> _Set exercise_:
Repeat the lines that follow, leaving nothing out.

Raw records
## BEGIN

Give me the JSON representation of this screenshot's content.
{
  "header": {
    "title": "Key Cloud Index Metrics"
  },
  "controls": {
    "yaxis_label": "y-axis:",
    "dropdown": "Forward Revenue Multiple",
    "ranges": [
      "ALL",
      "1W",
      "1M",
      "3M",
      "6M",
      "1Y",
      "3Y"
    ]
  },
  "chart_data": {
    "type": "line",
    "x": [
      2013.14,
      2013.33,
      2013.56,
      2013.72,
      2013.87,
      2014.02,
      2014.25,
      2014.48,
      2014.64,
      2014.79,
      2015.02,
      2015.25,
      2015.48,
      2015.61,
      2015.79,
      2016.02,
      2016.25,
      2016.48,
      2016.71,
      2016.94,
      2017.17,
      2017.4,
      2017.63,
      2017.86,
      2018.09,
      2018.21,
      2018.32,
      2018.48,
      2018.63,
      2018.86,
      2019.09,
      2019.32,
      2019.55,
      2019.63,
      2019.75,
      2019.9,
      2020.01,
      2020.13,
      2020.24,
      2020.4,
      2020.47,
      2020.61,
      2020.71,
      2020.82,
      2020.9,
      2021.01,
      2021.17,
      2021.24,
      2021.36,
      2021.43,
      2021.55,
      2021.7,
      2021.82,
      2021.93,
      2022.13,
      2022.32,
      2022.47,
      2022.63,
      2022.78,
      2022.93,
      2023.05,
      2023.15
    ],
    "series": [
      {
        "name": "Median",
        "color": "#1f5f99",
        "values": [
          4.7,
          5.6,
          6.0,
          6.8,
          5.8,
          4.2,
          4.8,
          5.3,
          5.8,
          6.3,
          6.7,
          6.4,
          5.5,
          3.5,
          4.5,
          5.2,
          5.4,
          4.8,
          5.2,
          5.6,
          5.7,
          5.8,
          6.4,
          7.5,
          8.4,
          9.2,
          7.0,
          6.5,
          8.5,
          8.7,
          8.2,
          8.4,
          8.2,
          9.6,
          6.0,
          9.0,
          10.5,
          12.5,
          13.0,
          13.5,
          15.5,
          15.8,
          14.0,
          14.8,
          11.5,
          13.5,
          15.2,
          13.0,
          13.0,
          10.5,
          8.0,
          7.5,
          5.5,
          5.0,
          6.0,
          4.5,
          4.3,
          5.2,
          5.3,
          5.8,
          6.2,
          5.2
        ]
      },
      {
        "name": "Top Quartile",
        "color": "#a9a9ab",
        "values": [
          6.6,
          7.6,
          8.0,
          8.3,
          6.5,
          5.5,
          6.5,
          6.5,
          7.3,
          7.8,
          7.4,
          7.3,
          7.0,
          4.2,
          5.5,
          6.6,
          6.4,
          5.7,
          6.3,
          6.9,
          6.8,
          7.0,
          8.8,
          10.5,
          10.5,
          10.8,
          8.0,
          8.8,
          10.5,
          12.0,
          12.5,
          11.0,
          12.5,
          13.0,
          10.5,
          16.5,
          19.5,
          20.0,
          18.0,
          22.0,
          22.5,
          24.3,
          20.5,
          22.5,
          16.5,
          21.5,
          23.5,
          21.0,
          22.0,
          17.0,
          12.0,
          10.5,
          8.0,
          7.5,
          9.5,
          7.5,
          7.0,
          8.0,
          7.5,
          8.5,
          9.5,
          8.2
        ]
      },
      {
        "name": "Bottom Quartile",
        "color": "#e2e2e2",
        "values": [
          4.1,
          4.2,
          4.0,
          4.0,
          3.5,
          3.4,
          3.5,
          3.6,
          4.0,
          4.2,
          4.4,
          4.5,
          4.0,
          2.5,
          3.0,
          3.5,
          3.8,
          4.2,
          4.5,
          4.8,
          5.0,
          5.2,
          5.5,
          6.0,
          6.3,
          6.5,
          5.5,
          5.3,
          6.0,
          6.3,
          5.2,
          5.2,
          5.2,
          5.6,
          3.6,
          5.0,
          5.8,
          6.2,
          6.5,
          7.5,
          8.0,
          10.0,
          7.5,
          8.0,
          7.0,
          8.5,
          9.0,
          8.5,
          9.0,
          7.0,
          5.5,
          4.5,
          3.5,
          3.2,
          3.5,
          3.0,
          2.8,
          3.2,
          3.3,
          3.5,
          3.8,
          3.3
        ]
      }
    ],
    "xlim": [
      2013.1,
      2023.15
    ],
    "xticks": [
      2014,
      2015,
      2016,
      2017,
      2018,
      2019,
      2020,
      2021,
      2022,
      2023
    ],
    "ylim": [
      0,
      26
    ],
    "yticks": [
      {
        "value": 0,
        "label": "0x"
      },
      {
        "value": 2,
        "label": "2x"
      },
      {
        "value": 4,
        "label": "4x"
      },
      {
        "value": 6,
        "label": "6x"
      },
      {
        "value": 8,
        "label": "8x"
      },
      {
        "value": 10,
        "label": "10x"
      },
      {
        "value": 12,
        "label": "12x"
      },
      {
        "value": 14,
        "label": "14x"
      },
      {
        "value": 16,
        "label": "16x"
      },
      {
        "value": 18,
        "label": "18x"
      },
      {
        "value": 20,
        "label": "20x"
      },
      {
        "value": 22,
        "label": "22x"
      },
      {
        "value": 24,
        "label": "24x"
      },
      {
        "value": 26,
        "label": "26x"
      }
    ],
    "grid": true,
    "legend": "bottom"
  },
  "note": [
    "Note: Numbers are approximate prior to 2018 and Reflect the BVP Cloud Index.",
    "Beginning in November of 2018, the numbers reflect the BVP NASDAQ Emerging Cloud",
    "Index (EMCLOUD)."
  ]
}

## END

> _Answer to this exercise_:
Give me the JSON representation of this screenshot's content.
{
  "header": {
    "title": "Key Cloud Index Metrics"
  },
  "controls": {
    "yaxis_label": "y-axis:",
    "dropdown": "Forward Revenue Multiple",
    "ranges": [
      "ALL",
      "1W",
      "1M",
      "3M",
      "6M",
      "1Y",
      "3Y"
    ]
  },
  "chart_data": {
    "type": "line",
    "x": [
      2013.14,
      2013.33,
      2013.56,
      2013.72,
      2013.87,
      2014.02,
      2014.25,
      2014.48,
      2014.64,
      2014.79,
      2015.02,
      2015.25,
      2015.48,
      2015.61,
      2015.79,
      2016.02,
      2016.25,
      2016.48,
      2016.71,
      2016.94,
      2017.17,
      2017.4,
      2017.63,
      2017.86,
      2018.09,
      2018.21,
      2018.32,
      2018.48,
      2018.63,
      2018.86,
      2019.09,
      2019.32,
      2019.55,
      2019.63,
      2019.75,
      2019.9,
      2020.01,
      2020.13,
      2020.24,
      2020.4,
      2020.47,
      2020.61,
      2020.71,
      2020.82,
      2020.9,
      2021.01,
      2021.17,
      2021.24,
      2021.36,
      2021.43,
      2021.55,
      2021.7,
      2021.82,
      2021.93,
      2022.13,
      2022.32,
      2022.47,
      2022.63,
      2022.78,
      2022.93,
      2023.05,
      2023.15
    ],
    "series": [
      {
        "name": "Median",
        "color": "#1f5f99",
        "values": [
          4.7,
          5.6,
          6.0,
          6.8,
          5.8,
          4.2,
          4.8,
          5.3,
          5.8,
          6.3,
          6.7,
          6.4,
          5.5,
          3.5,
          4.5,
          5.2,
          5.4,
          4.8,
          5.2,
          5.6,
          5.7,
          5.8,
          6.4,
          7.5,
          8.4,
          9.2,
          7.0,
          6.5,
          8.5,
          8.7,
          8.2,
          8.4,
          8.2,
          9.6,
          6.0,
          9.0,
          10.5,
          12.5,
          13.0,
          13.5,
          15.5,
          15.8,
          14.0,
          14.8,
          11.5,
          13.5,
          15.2,
          13.0,
          13.0,
          10.5,
          8.0,
          7.5,
          5.5,
          5.0,
          6.0,
          4.5,
          4.3,
          5.2,
          5.3,
          5.8,
          6.2,
          5.2
        ]
      },
      {
        "name": "Top Quartile",
        "color": "#a9a9ab",
        "values": [
          6.6,
          7.6,
          8.0,
          8.3,
          6.5,
          5.5,
          6.5,
          6.5,
          7.3,
          7.8,
          7.4,
          7.3,
          7.0,
          4.2,
          5.5,
          6.6,
          6.4,
          5.7,
          6.3,
          6.9,
          6.8,
          7.0,
          8.8,
          10.5,
          10.5,
          10.8,
          8.0,
          8.8,
          10.5,
          12.0,
          12.5,
          11.0,
          12.5,
          13.0,
          10.5,
          16.5,
          19.5,
          20.0,
          18.0,
          22.0,
          22.5,
          24.3,
          20.5,
          22.5,
          16.5,
          21.5,
          23.5,
          21.0,
          22.0,
          17.0,
          12.0,
          10.5,
          8.0,
          7.5,
          9.5,
          7.5,
          7.0,
          8.0,
          7.5,
          8.5,
          9.5,
          8.2
        ]
      },
      {
        "name": "Bottom Quartile",
        "color": "#e2e2e2",
        "values": [
          4.1,
          4.2,
          4.0,
          4.0,
          3.5,
          3.4,
          3.5,
          3.6,
          4.0,
          4.2,
          4.4,
          4.5,
          4.0,
          2.5,
          3.0,
          3.5,
          3.8,
          4.2,
          4.5,
          4.8,
          5.0,
          5.2,
          5.5,
          6.0,
          6.3,
          6.5,
          5.5,
          5.3,
          6.0,
          6.3,
          5.2,
          5.2,
          5.2,
          5.6,
          3.6,
          5.0,
          5.8,
          6.2,
          6.5,
          7.5,
          8.0,
          10.0,
          7.5,
          8.0,
          7.0,
          8.5,
          9.0,
          8.5,
          9.0,
          7.0,
          5.5,
          4.5,
          3.5,
          3.2,
          3.5,
          3.0,
          2.8,
          3.2,
          3.3,
          3.5,
          3.8,
          3.3
        ]
      }
    ],
    "xlim": [
      2013.1,
      2023.15
    ],
    "xticks": [
      2014,
      2015,
      2016,
      2017,
      2018,
      2019,
      2020,
      2021,
      2022,
      2023
    ],
    "ylim": [
      0,
      26
    ],
    "yticks": [
      {
        "value": 0,
        "label": "0x"
      },
      {
        "value": 2,
        "label": "2x"
      },
      {
        "value": 4,
        "label": "4x"
      },
      {
        "value": 6,
        "label": "6x"
      },
      {
        "value": 8,
        "label": "8x"
      },
      {
        "value": 10,
        "label": "10x"
      },
      {
        "value": 12,
        "label": "12x"
      },
      {
        "value": 14,
        "label": "14x"
      },
      {
        "value": 16,
        "label": "16x"
      },
      {
        "value": 18,
        "label": "18x"
      },
      {
        "value": 20,
        "label": "20x"
      },
      {
        "value": 22,
        "label": "22x"
      },
      {
        "value": 24,
        "label": "24x"
      },
      {
        "value": 26,
        "label": "26x"
      }
    ],
    "grid": true,
    "legend": "bottom"
  },
  "note": [
    "Note: Numbers are approximate prior to 2018 and Reflect the BVP Cloud Index.",
    "Beginning in November of 2018, the numbers reflect the BVP NASDAQ Emerging Cloud",
    "Index (EMCLOUD)."
  ]
}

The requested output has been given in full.